_GOAL_
Retype the material below from its first line up to and including the line containing "stone-black[interactable] [364, 137, 392, 165]", reproducing each line precisely.

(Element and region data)
──────────

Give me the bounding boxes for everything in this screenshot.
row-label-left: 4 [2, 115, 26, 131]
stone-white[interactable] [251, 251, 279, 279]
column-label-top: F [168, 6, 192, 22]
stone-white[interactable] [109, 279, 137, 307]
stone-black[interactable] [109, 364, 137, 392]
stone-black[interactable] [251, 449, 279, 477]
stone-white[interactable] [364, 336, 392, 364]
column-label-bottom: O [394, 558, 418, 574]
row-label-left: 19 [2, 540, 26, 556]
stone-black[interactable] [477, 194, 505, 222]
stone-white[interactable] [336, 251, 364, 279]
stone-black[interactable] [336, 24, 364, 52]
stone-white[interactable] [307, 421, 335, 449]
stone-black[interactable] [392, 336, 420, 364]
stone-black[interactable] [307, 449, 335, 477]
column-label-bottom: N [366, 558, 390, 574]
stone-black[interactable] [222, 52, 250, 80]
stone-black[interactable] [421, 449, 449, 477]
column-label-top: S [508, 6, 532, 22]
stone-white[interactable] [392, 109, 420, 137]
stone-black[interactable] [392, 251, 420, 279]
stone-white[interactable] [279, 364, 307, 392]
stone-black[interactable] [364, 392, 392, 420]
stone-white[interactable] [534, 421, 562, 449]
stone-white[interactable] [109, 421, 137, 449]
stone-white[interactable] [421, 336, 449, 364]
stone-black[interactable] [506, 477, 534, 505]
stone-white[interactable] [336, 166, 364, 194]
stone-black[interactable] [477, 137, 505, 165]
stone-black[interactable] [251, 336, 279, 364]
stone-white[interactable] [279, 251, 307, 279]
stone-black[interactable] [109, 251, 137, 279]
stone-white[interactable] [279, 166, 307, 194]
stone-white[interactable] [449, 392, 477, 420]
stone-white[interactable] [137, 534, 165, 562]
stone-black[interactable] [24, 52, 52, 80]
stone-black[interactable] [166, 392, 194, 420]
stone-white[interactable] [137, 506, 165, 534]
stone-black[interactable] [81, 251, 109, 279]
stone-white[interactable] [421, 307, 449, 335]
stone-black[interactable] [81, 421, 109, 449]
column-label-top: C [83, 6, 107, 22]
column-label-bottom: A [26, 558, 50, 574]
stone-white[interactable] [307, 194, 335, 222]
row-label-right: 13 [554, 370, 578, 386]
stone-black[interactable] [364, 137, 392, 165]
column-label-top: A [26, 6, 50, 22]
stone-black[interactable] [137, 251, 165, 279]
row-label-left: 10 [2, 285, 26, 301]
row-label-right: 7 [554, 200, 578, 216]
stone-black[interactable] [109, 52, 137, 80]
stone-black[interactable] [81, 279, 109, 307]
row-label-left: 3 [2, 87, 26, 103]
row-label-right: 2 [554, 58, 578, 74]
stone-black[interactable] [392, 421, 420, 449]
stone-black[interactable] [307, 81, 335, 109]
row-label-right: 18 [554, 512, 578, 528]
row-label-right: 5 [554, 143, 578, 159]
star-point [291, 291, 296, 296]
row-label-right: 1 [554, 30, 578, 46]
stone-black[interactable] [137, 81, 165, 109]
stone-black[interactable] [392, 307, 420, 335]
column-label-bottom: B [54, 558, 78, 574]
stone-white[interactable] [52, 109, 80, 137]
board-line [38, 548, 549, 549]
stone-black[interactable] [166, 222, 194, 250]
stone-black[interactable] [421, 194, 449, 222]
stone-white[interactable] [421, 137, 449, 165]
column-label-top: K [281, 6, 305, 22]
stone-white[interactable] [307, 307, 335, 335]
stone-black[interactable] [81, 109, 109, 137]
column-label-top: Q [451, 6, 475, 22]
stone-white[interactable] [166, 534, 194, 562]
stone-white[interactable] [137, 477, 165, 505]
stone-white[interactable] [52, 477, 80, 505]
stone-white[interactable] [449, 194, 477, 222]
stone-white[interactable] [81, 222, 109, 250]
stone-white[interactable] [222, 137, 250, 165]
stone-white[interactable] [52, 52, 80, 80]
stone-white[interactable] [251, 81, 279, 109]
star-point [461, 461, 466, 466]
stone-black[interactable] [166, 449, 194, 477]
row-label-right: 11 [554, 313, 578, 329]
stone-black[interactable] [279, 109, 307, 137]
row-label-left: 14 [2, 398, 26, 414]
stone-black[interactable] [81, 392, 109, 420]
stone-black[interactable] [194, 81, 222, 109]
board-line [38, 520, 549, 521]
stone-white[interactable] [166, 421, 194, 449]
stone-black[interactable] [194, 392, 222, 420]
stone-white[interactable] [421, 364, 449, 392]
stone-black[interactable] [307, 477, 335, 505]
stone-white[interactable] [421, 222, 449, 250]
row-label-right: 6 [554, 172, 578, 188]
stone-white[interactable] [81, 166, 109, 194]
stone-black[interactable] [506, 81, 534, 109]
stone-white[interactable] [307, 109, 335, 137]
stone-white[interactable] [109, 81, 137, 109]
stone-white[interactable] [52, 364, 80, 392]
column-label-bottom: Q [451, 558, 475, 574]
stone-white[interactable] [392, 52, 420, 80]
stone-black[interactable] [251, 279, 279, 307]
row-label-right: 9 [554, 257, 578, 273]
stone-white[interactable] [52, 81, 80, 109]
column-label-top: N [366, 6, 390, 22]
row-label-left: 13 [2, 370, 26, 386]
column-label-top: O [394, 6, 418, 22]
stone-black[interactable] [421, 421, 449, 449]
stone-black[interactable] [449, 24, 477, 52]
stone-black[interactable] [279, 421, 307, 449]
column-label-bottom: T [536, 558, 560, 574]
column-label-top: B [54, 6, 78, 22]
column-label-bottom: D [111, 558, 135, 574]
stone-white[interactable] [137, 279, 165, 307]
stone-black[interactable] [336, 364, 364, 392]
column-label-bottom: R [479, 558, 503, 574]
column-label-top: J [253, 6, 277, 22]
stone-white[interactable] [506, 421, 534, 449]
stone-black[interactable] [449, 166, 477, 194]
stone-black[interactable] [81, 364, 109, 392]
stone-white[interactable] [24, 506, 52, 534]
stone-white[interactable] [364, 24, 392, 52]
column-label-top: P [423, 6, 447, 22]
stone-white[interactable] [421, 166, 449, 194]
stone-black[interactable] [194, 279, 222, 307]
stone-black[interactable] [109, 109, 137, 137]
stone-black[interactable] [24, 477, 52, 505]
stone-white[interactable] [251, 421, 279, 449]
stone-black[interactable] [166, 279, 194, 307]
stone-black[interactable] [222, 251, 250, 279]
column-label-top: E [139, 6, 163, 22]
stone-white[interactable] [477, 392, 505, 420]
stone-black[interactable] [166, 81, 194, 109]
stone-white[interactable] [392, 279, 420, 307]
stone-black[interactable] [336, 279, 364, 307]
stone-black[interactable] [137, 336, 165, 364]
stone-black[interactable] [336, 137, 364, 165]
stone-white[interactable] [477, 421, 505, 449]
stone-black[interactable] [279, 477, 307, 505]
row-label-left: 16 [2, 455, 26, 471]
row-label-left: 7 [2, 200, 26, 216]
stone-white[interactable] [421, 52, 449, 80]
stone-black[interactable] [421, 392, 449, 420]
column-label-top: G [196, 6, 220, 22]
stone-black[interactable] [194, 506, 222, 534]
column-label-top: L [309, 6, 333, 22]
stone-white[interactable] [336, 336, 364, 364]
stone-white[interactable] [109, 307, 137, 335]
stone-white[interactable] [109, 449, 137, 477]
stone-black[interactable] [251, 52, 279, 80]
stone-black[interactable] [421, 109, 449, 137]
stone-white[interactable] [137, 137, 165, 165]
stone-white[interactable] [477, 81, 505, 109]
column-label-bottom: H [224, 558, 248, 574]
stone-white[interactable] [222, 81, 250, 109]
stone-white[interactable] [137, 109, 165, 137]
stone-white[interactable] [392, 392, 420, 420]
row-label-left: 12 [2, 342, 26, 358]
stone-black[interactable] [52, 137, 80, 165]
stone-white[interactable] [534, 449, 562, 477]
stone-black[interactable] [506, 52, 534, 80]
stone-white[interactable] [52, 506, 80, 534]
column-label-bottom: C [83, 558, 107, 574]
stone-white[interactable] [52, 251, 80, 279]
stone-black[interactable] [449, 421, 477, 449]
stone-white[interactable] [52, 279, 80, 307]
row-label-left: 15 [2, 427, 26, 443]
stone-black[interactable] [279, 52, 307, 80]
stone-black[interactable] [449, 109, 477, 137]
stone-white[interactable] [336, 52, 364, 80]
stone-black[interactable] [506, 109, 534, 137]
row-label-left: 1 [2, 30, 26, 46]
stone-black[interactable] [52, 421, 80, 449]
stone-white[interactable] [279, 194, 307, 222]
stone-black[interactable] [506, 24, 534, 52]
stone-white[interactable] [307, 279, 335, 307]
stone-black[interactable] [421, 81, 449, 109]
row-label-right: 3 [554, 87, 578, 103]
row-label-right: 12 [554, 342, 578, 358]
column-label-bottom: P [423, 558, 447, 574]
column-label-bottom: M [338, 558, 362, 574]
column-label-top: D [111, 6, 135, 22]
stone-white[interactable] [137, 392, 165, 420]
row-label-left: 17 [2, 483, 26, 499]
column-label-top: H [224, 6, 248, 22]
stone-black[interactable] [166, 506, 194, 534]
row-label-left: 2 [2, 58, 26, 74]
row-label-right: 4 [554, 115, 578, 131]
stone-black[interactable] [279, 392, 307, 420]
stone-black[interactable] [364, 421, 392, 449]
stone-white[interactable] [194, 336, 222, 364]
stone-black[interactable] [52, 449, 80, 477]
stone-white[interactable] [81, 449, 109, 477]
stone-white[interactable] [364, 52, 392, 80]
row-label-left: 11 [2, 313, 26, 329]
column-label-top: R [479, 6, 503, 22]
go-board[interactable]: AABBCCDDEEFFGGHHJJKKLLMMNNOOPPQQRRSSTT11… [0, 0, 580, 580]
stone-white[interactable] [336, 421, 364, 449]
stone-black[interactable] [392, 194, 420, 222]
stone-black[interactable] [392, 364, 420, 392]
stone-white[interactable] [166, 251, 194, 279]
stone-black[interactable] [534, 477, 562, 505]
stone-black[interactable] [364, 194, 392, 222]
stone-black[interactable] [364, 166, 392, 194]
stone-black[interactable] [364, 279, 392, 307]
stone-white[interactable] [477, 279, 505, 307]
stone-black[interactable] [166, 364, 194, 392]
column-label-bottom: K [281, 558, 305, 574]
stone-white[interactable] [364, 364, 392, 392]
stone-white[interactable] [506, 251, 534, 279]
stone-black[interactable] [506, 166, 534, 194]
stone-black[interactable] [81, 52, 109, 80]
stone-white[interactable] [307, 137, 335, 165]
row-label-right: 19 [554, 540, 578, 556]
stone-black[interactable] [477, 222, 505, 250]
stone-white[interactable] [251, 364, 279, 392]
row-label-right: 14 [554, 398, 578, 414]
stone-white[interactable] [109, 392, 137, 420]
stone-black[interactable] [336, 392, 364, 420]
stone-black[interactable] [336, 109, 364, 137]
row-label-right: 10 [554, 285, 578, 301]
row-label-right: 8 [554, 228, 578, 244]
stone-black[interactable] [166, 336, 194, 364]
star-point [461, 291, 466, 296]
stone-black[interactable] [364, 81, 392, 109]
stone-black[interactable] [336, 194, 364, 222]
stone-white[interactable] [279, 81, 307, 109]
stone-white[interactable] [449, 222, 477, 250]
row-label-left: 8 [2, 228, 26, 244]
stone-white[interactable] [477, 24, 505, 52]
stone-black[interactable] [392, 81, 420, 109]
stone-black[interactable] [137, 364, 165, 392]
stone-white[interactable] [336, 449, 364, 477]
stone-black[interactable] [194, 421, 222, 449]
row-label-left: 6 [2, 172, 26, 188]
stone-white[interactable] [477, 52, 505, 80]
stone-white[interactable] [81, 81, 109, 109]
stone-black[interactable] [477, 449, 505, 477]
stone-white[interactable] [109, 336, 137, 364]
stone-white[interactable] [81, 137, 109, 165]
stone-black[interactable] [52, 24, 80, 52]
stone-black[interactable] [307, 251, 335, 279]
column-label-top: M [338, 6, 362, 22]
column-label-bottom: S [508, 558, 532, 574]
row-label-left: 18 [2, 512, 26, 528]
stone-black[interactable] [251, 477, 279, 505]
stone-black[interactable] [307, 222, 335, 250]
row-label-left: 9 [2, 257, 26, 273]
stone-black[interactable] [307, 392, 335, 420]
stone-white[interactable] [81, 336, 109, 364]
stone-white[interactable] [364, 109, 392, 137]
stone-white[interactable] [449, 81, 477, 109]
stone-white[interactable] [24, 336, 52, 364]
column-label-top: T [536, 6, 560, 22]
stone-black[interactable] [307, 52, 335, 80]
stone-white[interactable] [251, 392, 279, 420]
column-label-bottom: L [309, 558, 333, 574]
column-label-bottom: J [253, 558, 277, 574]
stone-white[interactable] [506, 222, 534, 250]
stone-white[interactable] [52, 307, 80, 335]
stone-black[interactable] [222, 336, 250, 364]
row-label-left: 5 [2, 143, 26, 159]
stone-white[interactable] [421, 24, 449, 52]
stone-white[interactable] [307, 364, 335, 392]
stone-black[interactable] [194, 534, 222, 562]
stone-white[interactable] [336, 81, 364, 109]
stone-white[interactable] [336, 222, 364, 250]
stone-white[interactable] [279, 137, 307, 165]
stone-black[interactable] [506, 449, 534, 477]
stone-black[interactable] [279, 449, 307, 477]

──────────

_TASK ANSWER_
Give me the bounding boxes for everything in this screenshot.
row-label-left: 4 [2, 115, 26, 131]
stone-white[interactable] [251, 251, 279, 279]
column-label-top: F [168, 6, 192, 22]
stone-white[interactable] [109, 279, 137, 307]
stone-black[interactable] [109, 364, 137, 392]
stone-black[interactable] [251, 449, 279, 477]
stone-white[interactable] [364, 336, 392, 364]
column-label-bottom: O [394, 558, 418, 574]
row-label-left: 19 [2, 540, 26, 556]
stone-black[interactable] [477, 194, 505, 222]
stone-white[interactable] [336, 251, 364, 279]
stone-black[interactable] [336, 24, 364, 52]
stone-white[interactable] [307, 421, 335, 449]
stone-black[interactable] [392, 336, 420, 364]
stone-black[interactable] [307, 449, 335, 477]
column-label-bottom: N [366, 558, 390, 574]
stone-black[interactable] [222, 52, 250, 80]
stone-black[interactable] [421, 449, 449, 477]
column-label-top: S [508, 6, 532, 22]
stone-white[interactable] [392, 109, 420, 137]
stone-black[interactable] [392, 251, 420, 279]
stone-white[interactable] [279, 364, 307, 392]
stone-black[interactable] [364, 392, 392, 420]
stone-white[interactable] [534, 421, 562, 449]
stone-white[interactable] [109, 421, 137, 449]
stone-white[interactable] [421, 336, 449, 364]
stone-black[interactable] [506, 477, 534, 505]
stone-white[interactable] [336, 166, 364, 194]
stone-black[interactable] [477, 137, 505, 165]
stone-black[interactable] [251, 336, 279, 364]
stone-white[interactable] [279, 251, 307, 279]
stone-black[interactable] [109, 251, 137, 279]
stone-white[interactable] [279, 166, 307, 194]
stone-white[interactable] [449, 392, 477, 420]
stone-white[interactable] [137, 534, 165, 562]
stone-black[interactable] [24, 52, 52, 80]
stone-black[interactable] [166, 392, 194, 420]
stone-white[interactable] [137, 506, 165, 534]
stone-black[interactable] [81, 251, 109, 279]
stone-white[interactable] [421, 307, 449, 335]
stone-black[interactable] [81, 421, 109, 449]
column-label-top: C [83, 6, 107, 22]
column-label-bottom: A [26, 558, 50, 574]
stone-white[interactable] [307, 194, 335, 222]
row-label-right: 13 [554, 370, 578, 386]
stone-black[interactable] [364, 137, 392, 165]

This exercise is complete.